═════ Provided records

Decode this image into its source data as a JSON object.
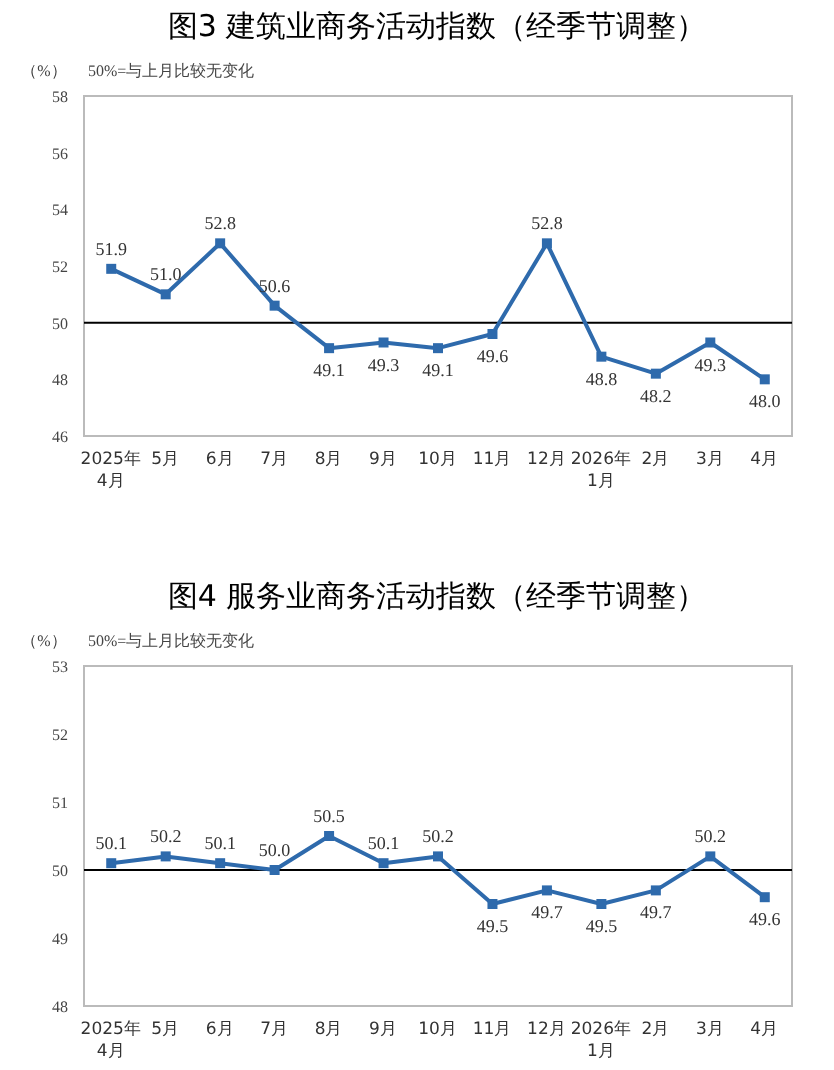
{
  "chart_data": [
    {
      "type": "line",
      "title": "图3 建筑业商务活动指数（经季节调整）",
      "ylabel": "（%）",
      "annotations": [
        "50%=与上月比较无变化"
      ],
      "categories": [
        "2025年\n4月",
        "5月",
        "6月",
        "7月",
        "8月",
        "9月",
        "10月",
        "11月",
        "12月",
        "2026年\n1月",
        "2月",
        "3月",
        "4月"
      ],
      "series": [
        {
          "color": "#2e6aac",
          "values": [
            51.9,
            51.0,
            52.8,
            50.6,
            49.1,
            49.3,
            49.1,
            49.6,
            52.8,
            48.8,
            48.2,
            49.3,
            48.0
          ],
          "value_labels": [
            "51.9",
            "51.0",
            "52.8",
            "50.6",
            "49.1",
            "49.3",
            "49.1",
            "49.6",
            "52.8",
            "48.8",
            "48.2",
            "49.3",
            "48.0"
          ]
        }
      ],
      "ylim": [
        46,
        58
      ],
      "yticks": [
        46,
        48,
        50,
        52,
        54,
        56,
        58
      ],
      "marker": "square",
      "ref_lines": [
        {
          "axis": "y",
          "value": 50,
          "color": "#000000"
        }
      ]
    },
    {
      "type": "line",
      "title": "图4 服务业商务活动指数（经季节调整）",
      "ylabel": "（%）",
      "annotations": [
        "50%=与上月比较无变化"
      ],
      "categories": [
        "2025年\n4月",
        "5月",
        "6月",
        "7月",
        "8月",
        "9月",
        "10月",
        "11月",
        "12月",
        "2026年\n1月",
        "2月",
        "3月",
        "4月"
      ],
      "series": [
        {
          "color": "#2e6aac",
          "values": [
            50.1,
            50.2,
            50.1,
            50.0,
            50.5,
            50.1,
            50.2,
            49.5,
            49.7,
            49.5,
            49.7,
            50.2,
            49.6
          ],
          "value_labels": [
            "50.1",
            "50.2",
            "50.1",
            "50.0",
            "50.5",
            "50.1",
            "50.2",
            "49.5",
            "49.7",
            "49.5",
            "49.7",
            "50.2",
            "49.6"
          ]
        }
      ],
      "ylim": [
        48,
        53
      ],
      "yticks": [
        48,
        49,
        50,
        51,
        52,
        53
      ],
      "marker": "square",
      "ref_lines": [
        {
          "axis": "y",
          "value": 50,
          "color": "#000000"
        }
      ]
    }
  ]
}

══════════

**Set problem:**
Give back every line exactly as it stands, pictures excluded.

**Exercise output:**
Decode this image into its source data as a JSON object.
{
  "chart_data": [
    {
      "type": "line",
      "title": "图3 建筑业商务活动指数（经季节调整）",
      "ylabel": "（%）",
      "annotations": [
        "50%=与上月比较无变化"
      ],
      "categories": [
        "2025年\n4月",
        "5月",
        "6月",
        "7月",
        "8月",
        "9月",
        "10月",
        "11月",
        "12月",
        "2026年\n1月",
        "2月",
        "3月",
        "4月"
      ],
      "series": [
        {
          "color": "#2e6aac",
          "values": [
            51.9,
            51.0,
            52.8,
            50.6,
            49.1,
            49.3,
            49.1,
            49.6,
            52.8,
            48.8,
            48.2,
            49.3,
            48.0
          ],
          "value_labels": [
            "51.9",
            "51.0",
            "52.8",
            "50.6",
            "49.1",
            "49.3",
            "49.1",
            "49.6",
            "52.8",
            "48.8",
            "48.2",
            "49.3",
            "48.0"
          ]
        }
      ],
      "ylim": [
        46,
        58
      ],
      "yticks": [
        46,
        48,
        50,
        52,
        54,
        56,
        58
      ],
      "marker": "square",
      "ref_lines": [
        {
          "axis": "y",
          "value": 50,
          "color": "#000000"
        }
      ]
    },
    {
      "type": "line",
      "title": "图4 服务业商务活动指数（经季节调整）",
      "ylabel": "（%）",
      "annotations": [
        "50%=与上月比较无变化"
      ],
      "categories": [
        "2025年\n4月",
        "5月",
        "6月",
        "7月",
        "8月",
        "9月",
        "10月",
        "11月",
        "12月",
        "2026年\n1月",
        "2月",
        "3月",
        "4月"
      ],
      "series": [
        {
          "color": "#2e6aac",
          "values": [
            50.1,
            50.2,
            50.1,
            50.0,
            50.5,
            50.1,
            50.2,
            49.5,
            49.7,
            49.5,
            49.7,
            50.2,
            49.6
          ],
          "value_labels": [
            "50.1",
            "50.2",
            "50.1",
            "50.0",
            "50.5",
            "50.1",
            "50.2",
            "49.5",
            "49.7",
            "49.5",
            "49.7",
            "50.2",
            "49.6"
          ]
        }
      ],
      "ylim": [
        48,
        53
      ],
      "yticks": [
        48,
        49,
        50,
        51,
        52,
        53
      ],
      "marker": "square",
      "ref_lines": [
        {
          "axis": "y",
          "value": 50,
          "color": "#000000"
        }
      ]
    }
  ]
}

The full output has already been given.